(Dataset rows about figures)
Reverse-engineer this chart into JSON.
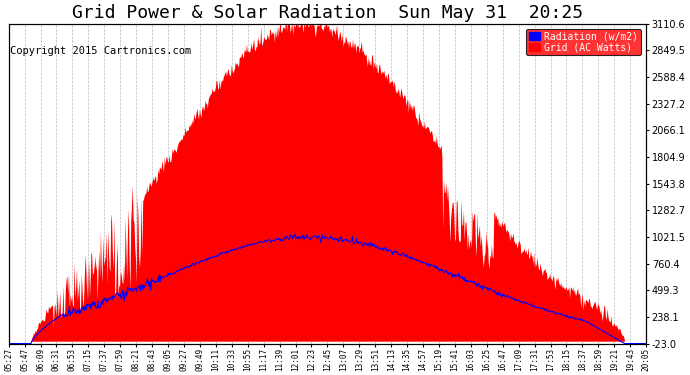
{
  "title": "Grid Power & Solar Radiation  Sun May 31  20:25",
  "copyright": "Copyright 2015 Cartronics.com",
  "ylabel_right_ticks": [
    -23.0,
    238.1,
    499.3,
    760.4,
    1021.5,
    1282.7,
    1543.8,
    1804.9,
    2066.1,
    2327.2,
    2588.4,
    2849.5,
    3110.6
  ],
  "ylim": [
    -23.0,
    3110.6
  ],
  "background_color": "#ffffff",
  "plot_bg_color": "#ffffff",
  "grid_color": "#bbbbbb",
  "title_fontsize": 13,
  "copyright_fontsize": 7.5,
  "legend_labels": [
    "Radiation (w/m2)",
    "Grid (AC Watts)"
  ],
  "x_tick_labels": [
    "05:27",
    "05:47",
    "06:09",
    "06:31",
    "06:53",
    "07:15",
    "07:37",
    "07:59",
    "08:21",
    "08:43",
    "09:05",
    "09:27",
    "09:49",
    "10:11",
    "10:33",
    "10:55",
    "11:17",
    "11:39",
    "12:01",
    "12:23",
    "12:45",
    "13:07",
    "13:29",
    "13:51",
    "14:13",
    "14:35",
    "14:57",
    "15:19",
    "15:41",
    "16:03",
    "16:25",
    "16:47",
    "17:09",
    "17:31",
    "17:53",
    "18:15",
    "18:37",
    "18:59",
    "19:21",
    "19:43",
    "20:05"
  ],
  "n_points": 800
}
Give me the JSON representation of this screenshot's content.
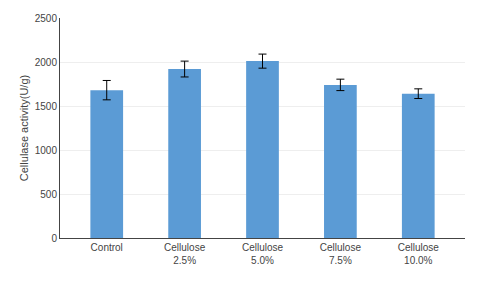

Short exercise
Give every line back word for word and leave the pictures out.

Reply
Reverse-engineer this chart into JSON.
{
  "title": "Grid Power & Solar Radiation  Sun May 31  20:25",
  "copyright": "Copyright 2015 Cartronics.com",
  "ylabel_right_ticks": [
    -23.0,
    238.1,
    499.3,
    760.4,
    1021.5,
    1282.7,
    1543.8,
    1804.9,
    2066.1,
    2327.2,
    2588.4,
    2849.5,
    3110.6
  ],
  "ylim": [
    -23.0,
    3110.6
  ],
  "background_color": "#ffffff",
  "plot_bg_color": "#ffffff",
  "grid_color": "#bbbbbb",
  "title_fontsize": 13,
  "copyright_fontsize": 7.5,
  "legend_labels": [
    "Radiation (w/m2)",
    "Grid (AC Watts)"
  ],
  "x_tick_labels": [
    "05:27",
    "05:47",
    "06:09",
    "06:31",
    "06:53",
    "07:15",
    "07:37",
    "07:59",
    "08:21",
    "08:43",
    "09:05",
    "09:27",
    "09:49",
    "10:11",
    "10:33",
    "10:55",
    "11:17",
    "11:39",
    "12:01",
    "12:23",
    "12:45",
    "13:07",
    "13:29",
    "13:51",
    "14:13",
    "14:35",
    "14:57",
    "15:19",
    "15:41",
    "16:03",
    "16:25",
    "16:47",
    "17:09",
    "17:31",
    "17:53",
    "18:15",
    "18:37",
    "18:59",
    "19:21",
    "19:43",
    "20:05"
  ],
  "n_points": 800
}
Give me the JSON representation of this screenshot's content.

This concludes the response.